### WORK TO COMPLETE
Write out the lines of the listing starting at the line containing "q5-line2-text: 圆盘的面积是( )m" and ending at the line containing "q4-option-c: C．与小圆同样多 <box>539", both included, with nothing changed.

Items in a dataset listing
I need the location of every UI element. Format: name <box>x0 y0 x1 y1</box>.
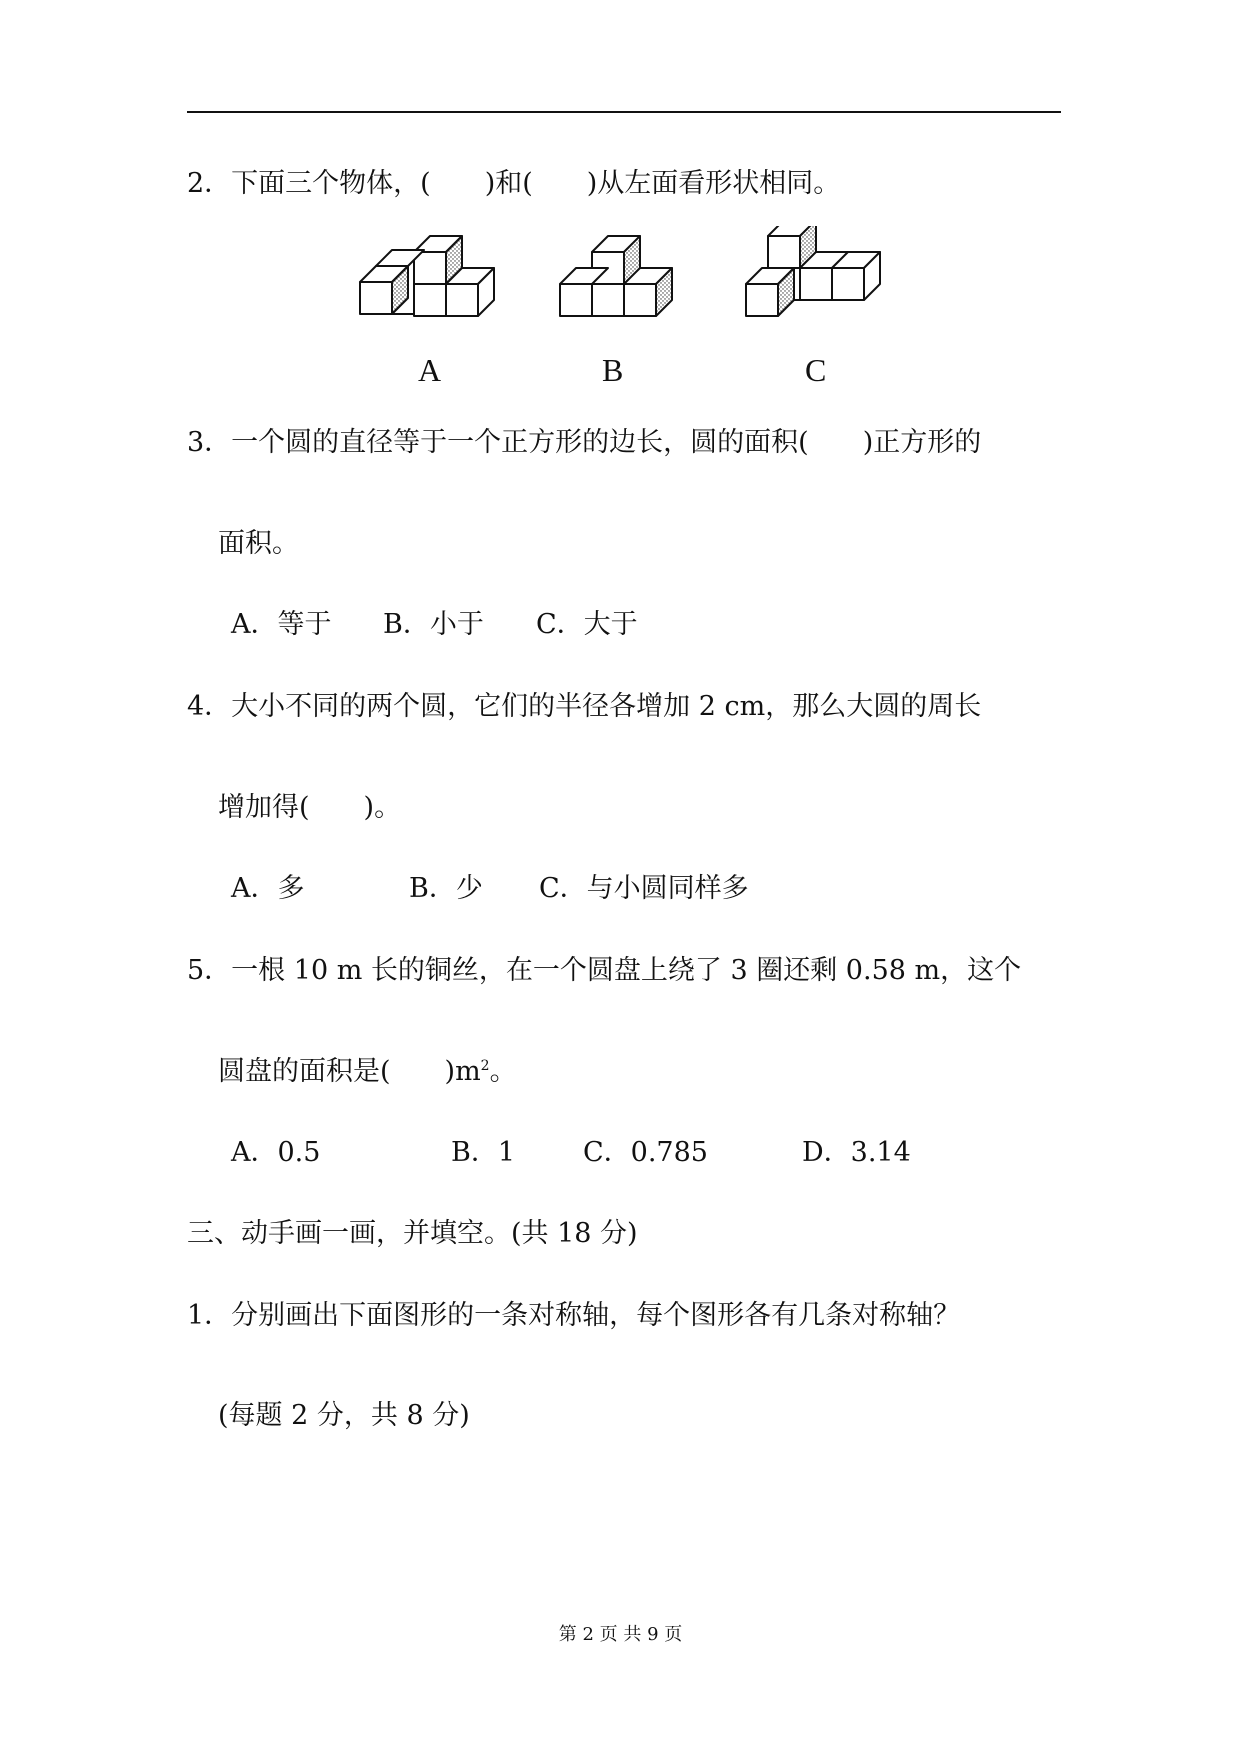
q5-line2-text: 圆盘的面积是( )m <box>218 1056 481 1087</box>
q5-option-c: C．0.785 <box>583 1137 708 1168</box>
q3-line2: 面积。 <box>218 528 299 559</box>
q2-text: 2．下面三个物体，( )和( )从左面看形状相同。 <box>187 168 841 199</box>
q5-line2-end: 。 <box>489 1056 517 1087</box>
figure-label-a: A <box>418 352 442 388</box>
q5-option-a: A．0.5 <box>231 1137 321 1168</box>
figure-label-c: C <box>805 352 827 388</box>
q5-line1: 5．一根 10 m 长的铜丝，在一个圆盘上绕了 3 圈还剩 0.58 m，这个 <box>187 955 1022 986</box>
header-rule <box>187 111 1061 113</box>
q3-option-b: B．小于 <box>383 609 484 640</box>
q4-option-b: B．少 <box>409 873 483 904</box>
q5-option-d: D．3.14 <box>802 1137 911 1168</box>
q5-option-b: B．1 <box>451 1137 516 1168</box>
q5-exponent: 2 <box>480 1058 490 1074</box>
q4-option-a: A．多 <box>231 873 305 904</box>
figure-c <box>746 226 880 316</box>
q3-option-c: C．大于 <box>536 609 638 640</box>
q3-option-a: A．等于 <box>231 609 332 640</box>
q3-line1: 3．一个圆的直径等于一个正方形的边长，圆的面积( )正方形的 <box>187 427 982 458</box>
section3-q1-line2: (每题 2 分，共 8 分) <box>218 1400 470 1431</box>
figure-label-b: B <box>602 352 624 388</box>
cube-figures <box>0 226 1241 366</box>
q4-option-c: C．与小圆同样多 <box>539 873 749 904</box>
q4-line2: 增加得( )。 <box>218 792 402 823</box>
section3-title: 三、动手画一画，并填空。(共 18 分) <box>187 1218 638 1249</box>
figure-b <box>560 236 672 316</box>
q5-line2 <box>218 1054 517 1090</box>
section3-q1-line1: 1．分别画出下面图形的一条对称轴，每个图形各有几条对称轴？ <box>187 1300 961 1331</box>
figure-a <box>360 236 494 316</box>
q4-line1: 4．大小不同的两个圆，它们的半径各增加 2 cm，那么大圆的周长 <box>187 691 982 722</box>
page-footer: 第 2 页 共 9 页 <box>558 1624 683 1645</box>
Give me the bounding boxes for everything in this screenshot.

### RESULT FOR THIS TASK
q5-line2-text: 圆盘的面积是( )m <box>218 1056 481 1087</box>
q5-option-c: C．0.785 <box>583 1137 708 1168</box>
q3-line2: 面积。 <box>218 528 299 559</box>
q2-text: 2．下面三个物体，( )和( )从左面看形状相同。 <box>187 168 841 199</box>
q5-line2-end: 。 <box>489 1056 517 1087</box>
figure-label-a: A <box>418 352 442 388</box>
q5-option-a: A．0.5 <box>231 1137 321 1168</box>
figure-label-c: C <box>805 352 827 388</box>
q5-line1: 5．一根 10 m 长的铜丝，在一个圆盘上绕了 3 圈还剩 0.58 m，这个 <box>187 955 1022 986</box>
header-rule <box>187 111 1061 113</box>
q3-option-b: B．小于 <box>383 609 484 640</box>
q4-option-b: B．少 <box>409 873 483 904</box>
q5-option-d: D．3.14 <box>802 1137 911 1168</box>
q5-option-b: B．1 <box>451 1137 516 1168</box>
q5-exponent: 2 <box>480 1058 490 1074</box>
q4-option-a: A．多 <box>231 873 305 904</box>
figure-c <box>746 226 880 316</box>
q3-option-c: C．大于 <box>536 609 638 640</box>
q3-option-a: A．等于 <box>231 609 332 640</box>
q3-line1: 3．一个圆的直径等于一个正方形的边长，圆的面积( )正方形的 <box>187 427 982 458</box>
section3-q1-line2: (每题 2 分，共 8 分) <box>218 1400 470 1431</box>
figure-label-b: B <box>602 352 624 388</box>
cube-figures <box>0 226 1241 366</box>
q4-option-c: C．与小圆同样多 <box>539 873 749 904</box>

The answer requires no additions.